• GIVEN REQUEST: Please give the listing again in its entirety, exactly as written.

----------

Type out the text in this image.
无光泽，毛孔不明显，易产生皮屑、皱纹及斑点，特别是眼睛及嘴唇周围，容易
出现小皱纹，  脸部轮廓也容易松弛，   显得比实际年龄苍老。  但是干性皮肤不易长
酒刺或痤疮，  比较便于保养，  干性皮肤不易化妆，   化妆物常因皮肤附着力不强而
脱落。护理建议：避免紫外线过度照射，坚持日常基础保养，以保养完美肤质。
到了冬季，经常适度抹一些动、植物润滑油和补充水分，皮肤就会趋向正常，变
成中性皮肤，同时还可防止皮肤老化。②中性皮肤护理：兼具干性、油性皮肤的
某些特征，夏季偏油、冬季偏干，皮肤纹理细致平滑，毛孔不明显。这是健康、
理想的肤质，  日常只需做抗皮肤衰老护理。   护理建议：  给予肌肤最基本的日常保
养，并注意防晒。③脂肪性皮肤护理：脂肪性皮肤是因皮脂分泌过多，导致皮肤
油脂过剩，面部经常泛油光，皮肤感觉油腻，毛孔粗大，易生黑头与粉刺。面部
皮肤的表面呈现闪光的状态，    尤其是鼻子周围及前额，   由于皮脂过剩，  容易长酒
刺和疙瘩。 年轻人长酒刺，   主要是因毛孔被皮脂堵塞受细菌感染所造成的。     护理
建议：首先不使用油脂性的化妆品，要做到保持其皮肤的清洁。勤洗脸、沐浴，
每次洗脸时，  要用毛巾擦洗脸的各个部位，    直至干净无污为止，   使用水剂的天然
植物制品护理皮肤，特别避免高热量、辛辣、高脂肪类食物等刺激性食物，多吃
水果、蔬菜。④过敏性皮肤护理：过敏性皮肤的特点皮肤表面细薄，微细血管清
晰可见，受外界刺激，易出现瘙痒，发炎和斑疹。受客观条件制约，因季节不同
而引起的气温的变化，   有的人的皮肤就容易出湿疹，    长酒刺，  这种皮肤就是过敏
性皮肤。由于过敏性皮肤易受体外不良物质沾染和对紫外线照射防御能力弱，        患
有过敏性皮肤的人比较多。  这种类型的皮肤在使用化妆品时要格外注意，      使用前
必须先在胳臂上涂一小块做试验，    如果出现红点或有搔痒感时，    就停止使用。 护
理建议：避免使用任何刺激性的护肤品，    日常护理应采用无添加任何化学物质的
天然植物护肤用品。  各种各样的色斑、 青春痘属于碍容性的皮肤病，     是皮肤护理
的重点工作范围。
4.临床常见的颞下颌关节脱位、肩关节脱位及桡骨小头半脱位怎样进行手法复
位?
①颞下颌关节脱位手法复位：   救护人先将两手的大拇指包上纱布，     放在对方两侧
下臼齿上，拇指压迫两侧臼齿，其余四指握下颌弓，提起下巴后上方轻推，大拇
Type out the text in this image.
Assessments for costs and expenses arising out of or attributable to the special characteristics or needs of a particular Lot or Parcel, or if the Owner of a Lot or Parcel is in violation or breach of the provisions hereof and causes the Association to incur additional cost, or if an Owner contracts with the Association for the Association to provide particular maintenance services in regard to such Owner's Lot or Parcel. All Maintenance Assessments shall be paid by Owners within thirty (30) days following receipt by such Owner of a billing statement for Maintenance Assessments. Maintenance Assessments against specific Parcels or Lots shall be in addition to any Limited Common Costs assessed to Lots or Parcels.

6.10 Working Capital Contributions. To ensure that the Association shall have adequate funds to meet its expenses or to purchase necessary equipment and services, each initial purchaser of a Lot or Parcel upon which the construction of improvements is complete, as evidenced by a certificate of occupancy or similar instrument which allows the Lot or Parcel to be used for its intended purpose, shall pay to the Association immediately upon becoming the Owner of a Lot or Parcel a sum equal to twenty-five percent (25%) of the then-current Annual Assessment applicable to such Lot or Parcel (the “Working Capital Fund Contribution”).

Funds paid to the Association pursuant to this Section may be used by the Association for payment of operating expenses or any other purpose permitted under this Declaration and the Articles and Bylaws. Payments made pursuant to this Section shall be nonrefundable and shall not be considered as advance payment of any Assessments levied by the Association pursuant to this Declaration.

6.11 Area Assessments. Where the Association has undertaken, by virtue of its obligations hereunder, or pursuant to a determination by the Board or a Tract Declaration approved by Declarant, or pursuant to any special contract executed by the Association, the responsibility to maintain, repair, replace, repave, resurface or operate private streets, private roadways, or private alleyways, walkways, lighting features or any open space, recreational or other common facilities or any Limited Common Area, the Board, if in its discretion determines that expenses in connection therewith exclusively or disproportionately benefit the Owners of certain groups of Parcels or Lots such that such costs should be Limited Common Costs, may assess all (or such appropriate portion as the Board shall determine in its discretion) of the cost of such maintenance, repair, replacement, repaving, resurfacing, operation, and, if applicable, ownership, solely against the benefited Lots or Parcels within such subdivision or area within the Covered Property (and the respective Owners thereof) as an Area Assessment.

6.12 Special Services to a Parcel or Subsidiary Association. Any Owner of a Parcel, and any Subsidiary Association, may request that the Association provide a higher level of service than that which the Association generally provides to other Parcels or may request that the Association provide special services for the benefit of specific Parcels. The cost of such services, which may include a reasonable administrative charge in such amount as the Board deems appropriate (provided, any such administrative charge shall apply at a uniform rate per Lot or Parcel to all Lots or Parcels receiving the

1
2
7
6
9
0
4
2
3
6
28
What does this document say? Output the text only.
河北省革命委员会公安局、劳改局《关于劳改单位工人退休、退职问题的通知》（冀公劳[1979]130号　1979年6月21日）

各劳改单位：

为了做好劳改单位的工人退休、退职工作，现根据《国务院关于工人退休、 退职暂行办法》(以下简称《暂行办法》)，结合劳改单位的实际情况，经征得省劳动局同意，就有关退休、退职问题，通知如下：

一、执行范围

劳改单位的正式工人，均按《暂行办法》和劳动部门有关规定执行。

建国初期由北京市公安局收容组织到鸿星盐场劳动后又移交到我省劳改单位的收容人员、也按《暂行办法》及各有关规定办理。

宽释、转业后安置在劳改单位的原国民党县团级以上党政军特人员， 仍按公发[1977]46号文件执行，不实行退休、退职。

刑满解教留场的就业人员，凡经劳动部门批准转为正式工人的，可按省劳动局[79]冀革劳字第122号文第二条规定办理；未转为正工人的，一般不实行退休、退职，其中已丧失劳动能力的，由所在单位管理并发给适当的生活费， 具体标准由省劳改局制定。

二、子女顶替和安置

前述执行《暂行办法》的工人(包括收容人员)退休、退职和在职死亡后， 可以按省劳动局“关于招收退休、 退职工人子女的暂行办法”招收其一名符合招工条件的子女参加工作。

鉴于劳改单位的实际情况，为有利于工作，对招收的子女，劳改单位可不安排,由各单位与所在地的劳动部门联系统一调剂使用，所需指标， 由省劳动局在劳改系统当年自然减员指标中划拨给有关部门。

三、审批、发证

----------

• WRITTEN RESPONSE:
Type out the text in this image.
无光泽，毛孔不明显，易产生皮屑、皱纹及斑点，特别是眼睛及嘴唇周围，容易
出现小皱纹，  脸部轮廓也容易松弛，   显得比实际年龄苍老。  但是干性皮肤不易长
酒刺或痤疮，  比较便于保养，  干性皮肤不易化妆，   化妆物常因皮肤附着力不强而
脱落。护理建议：避免紫外线过度照射，坚持日常基础保养，以保养完美肤质。
到了冬季，经常适度抹一些动、植物润滑油和补充水分，皮肤就会趋向正常，变
成中性皮肤，同时还可防止皮肤老化。②中性皮肤护理：兼具干性、油性皮肤的
某些特征，夏季偏油、冬季偏干，皮肤纹理细致平滑，毛孔不明显。这是健康、
理想的肤质，  日常只需做抗皮肤衰老护理。   护理建议：  给予肌肤最基本的日常保
养，并注意防晒。③脂肪性皮肤护理：脂肪性皮肤是因皮脂分泌过多，导致皮肤
油脂过剩，面部经常泛油光，皮肤感觉油腻，毛孔粗大，易生黑头与粉刺。面部
皮肤的表面呈现闪光的状态，    尤其是鼻子周围及前额，   由于皮脂过剩，  容易长酒
刺和疙瘩。 年轻人长酒刺，   主要是因毛孔被皮脂堵塞受细菌感染所造成的。     护理
建议：首先不使用油脂性的化妆品，要做到保持其皮肤的清洁。勤洗脸、沐浴，
每次洗脸时，  要用毛巾擦洗脸的各个部位，    直至干净无污为止，   使用水剂的天然
植物制品护理皮肤，特别避免高热量、辛辣、高脂肪类食物等刺激性食物，多吃
水果、蔬菜。④过敏性皮肤护理：过敏性皮肤的特点皮肤表面细薄，微细血管清
晰可见，受外界刺激，易出现瘙痒，发炎和斑疹。受客观条件制约，因季节不同
而引起的气温的变化，   有的人的皮肤就容易出湿疹，    长酒刺，  这种皮肤就是过敏
性皮肤。由于过敏性皮肤易受体外不良物质沾染和对紫外线照射防御能力弱，        患
有过敏性皮肤的人比较多。  这种类型的皮肤在使用化妆品时要格外注意，      使用前
必须先在胳臂上涂一小块做试验，    如果出现红点或有搔痒感时，    就停止使用。 护
理建议：避免使用任何刺激性的护肤品，    日常护理应采用无添加任何化学物质的
天然植物护肤用品。  各种各样的色斑、 青春痘属于碍容性的皮肤病，     是皮肤护理
的重点工作范围。
4.临床常见的颞下颌关节脱位、肩关节脱位及桡骨小头半脱位怎样进行手法复
位?
①颞下颌关节脱位手法复位：   救护人先将两手的大拇指包上纱布，     放在对方两侧
下臼齿上，拇指压迫两侧臼齿，其余四指握下颌弓，提起下巴后上方轻推，大拇
Type out the text in this image.
Assessments for costs and expenses arising out of or attributable to the special characteristics or needs of a particular Lot or Parcel, or if the Owner of a Lot or Parcel is in violation or breach of the provisions hereof and causes the Association to incur additional cost, or if an Owner contracts with the Association for the Association to provide particular maintenance services in regard to such Owner's Lot or Parcel. All Maintenance Assessments shall be paid by Owners within thirty (30) days following receipt by such Owner of a billing statement for Maintenance Assessments. Maintenance Assessments against specific Parcels or Lots shall be in addition to any Limited Common Costs assessed to Lots or Parcels.

6.10 Working Capital Contributions. To ensure that the Association shall have adequate funds to meet its expenses or to purchase necessary equipment and services, each initial purchaser of a Lot or Parcel upon which the construction of improvements is complete, as evidenced by a certificate of occupancy or similar instrument which allows the Lot or Parcel to be used for its intended purpose, shall pay to the Association immediately upon becoming the Owner of a Lot or Parcel a sum equal to twenty-five percent (25%) of the then-current Annual Assessment applicable to such Lot or Parcel (the “Working Capital Fund Contribution”).

Funds paid to the Association pursuant to this Section may be used by the Association for payment of operating expenses or any other purpose permitted under this Declaration and the Articles and Bylaws. Payments made pursuant to this Section shall be nonrefundable and shall not be considered as advance payment of any Assessments levied by the Association pursuant to this Declaration.

6.11 Area Assessments. Where the Association has undertaken, by virtue of its obligations hereunder, or pursuant to a determination by the Board or a Tract Declaration approved by Declarant, or pursuant to any special contract executed by the Association, the responsibility to maintain, repair, replace, repave, resurface or operate private streets, private roadways, or private alleyways, walkways, lighting features or any open space, recreational or other common facilities or any Limited Common Area, the Board, if in its discretion determines that expenses in connection therewith exclusively or disproportionately benefit the Owners of certain groups of Parcels or Lots such that such costs should be Limited Common Costs, may assess all (or such appropriate portion as the Board shall determine in its discretion) of the cost of such maintenance, repair, replacement, repaving, resurfacing, operation, and, if applicable, ownership, solely against the benefited Lots or Parcels within such subdivision or area within the Covered Property (and the respective Owners thereof) as an Area Assessment.

6.12 Special Services to a Parcel or Subsidiary Association. Any Owner of a Parcel, and any Subsidiary Association, may request that the Association provide a higher level of service than that which the Association generally provides to other Parcels or may request that the Association provide special services for the benefit of specific Parcels. The cost of such services, which may include a reasonable administrative charge in such amount as the Board deems appropriate (provided, any such administrative charge shall apply at a uniform rate per Lot or Parcel to all Lots or Parcels receiving the

1
2
7
6
9
0
4
2
3
6
28
What does this document say? Output the text only.
河北省革命委员会公安局、劳改局《关于劳改单位工人退休、退职问题的通知》（冀公劳[1979]130号　1979年6月21日）

各劳改单位：

为了做好劳改单位的工人退休、退职工作，现根据《国务院关于工人退休、 退职暂行办法》(以下简称《暂行办法》)，结合劳改单位的实际情况，经征得省劳动局同意，就有关退休、退职问题，通知如下：

一、执行范围

劳改单位的正式工人，均按《暂行办法》和劳动部门有关规定执行。

建国初期由北京市公安局收容组织到鸿星盐场劳动后又移交到我省劳改单位的收容人员、也按《暂行办法》及各有关规定办理。

宽释、转业后安置在劳改单位的原国民党县团级以上党政军特人员， 仍按公发[1977]46号文件执行，不实行退休、退职。

刑满解教留场的就业人员，凡经劳动部门批准转为正式工人的，可按省劳动局[79]冀革劳字第122号文第二条规定办理；未转为正工人的，一般不实行退休、退职，其中已丧失劳动能力的，由所在单位管理并发给适当的生活费， 具体标准由省劳改局制定。

二、子女顶替和安置

前述执行《暂行办法》的工人(包括收容人员)退休、退职和在职死亡后， 可以按省劳动局“关于招收退休、 退职工人子女的暂行办法”招收其一名符合招工条件的子女参加工作。

鉴于劳改单位的实际情况，为有利于工作，对招收的子女，劳改单位可不安排,由各单位与所在地的劳动部门联系统一调剂使用，所需指标， 由省劳动局在劳改系统当年自然减员指标中划拨给有关部门。

三、审批、发证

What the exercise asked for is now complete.